Return only the number of lines in the entries below that hold the word "όχημα".
==================================================
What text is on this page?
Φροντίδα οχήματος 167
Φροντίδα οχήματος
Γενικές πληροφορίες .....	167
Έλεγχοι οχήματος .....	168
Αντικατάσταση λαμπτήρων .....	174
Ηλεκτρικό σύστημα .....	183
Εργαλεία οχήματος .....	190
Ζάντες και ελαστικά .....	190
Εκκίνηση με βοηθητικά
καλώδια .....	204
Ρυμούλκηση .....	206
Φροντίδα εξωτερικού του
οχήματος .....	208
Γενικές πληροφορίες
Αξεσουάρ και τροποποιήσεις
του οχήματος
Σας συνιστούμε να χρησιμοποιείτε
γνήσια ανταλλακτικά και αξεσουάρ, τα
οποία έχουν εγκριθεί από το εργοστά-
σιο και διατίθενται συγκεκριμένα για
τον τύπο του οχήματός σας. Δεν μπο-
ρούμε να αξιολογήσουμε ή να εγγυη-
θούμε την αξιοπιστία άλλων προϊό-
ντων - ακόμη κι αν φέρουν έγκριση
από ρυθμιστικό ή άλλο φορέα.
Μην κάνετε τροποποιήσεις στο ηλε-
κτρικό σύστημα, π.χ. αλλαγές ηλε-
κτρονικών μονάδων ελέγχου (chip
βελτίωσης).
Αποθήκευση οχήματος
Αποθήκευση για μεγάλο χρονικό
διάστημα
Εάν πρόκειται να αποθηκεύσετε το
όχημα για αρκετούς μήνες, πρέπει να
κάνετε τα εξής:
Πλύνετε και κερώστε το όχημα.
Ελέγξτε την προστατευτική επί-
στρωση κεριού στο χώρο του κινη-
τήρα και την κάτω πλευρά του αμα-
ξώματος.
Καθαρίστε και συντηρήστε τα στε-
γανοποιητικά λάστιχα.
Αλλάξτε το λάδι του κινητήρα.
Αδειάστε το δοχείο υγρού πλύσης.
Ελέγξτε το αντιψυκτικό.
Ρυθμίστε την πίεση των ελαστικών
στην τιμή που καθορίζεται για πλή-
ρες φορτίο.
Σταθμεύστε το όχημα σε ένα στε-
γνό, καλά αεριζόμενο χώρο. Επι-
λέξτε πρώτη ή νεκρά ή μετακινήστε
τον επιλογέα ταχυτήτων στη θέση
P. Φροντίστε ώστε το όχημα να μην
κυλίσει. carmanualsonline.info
==================================================
▸ Final result:
4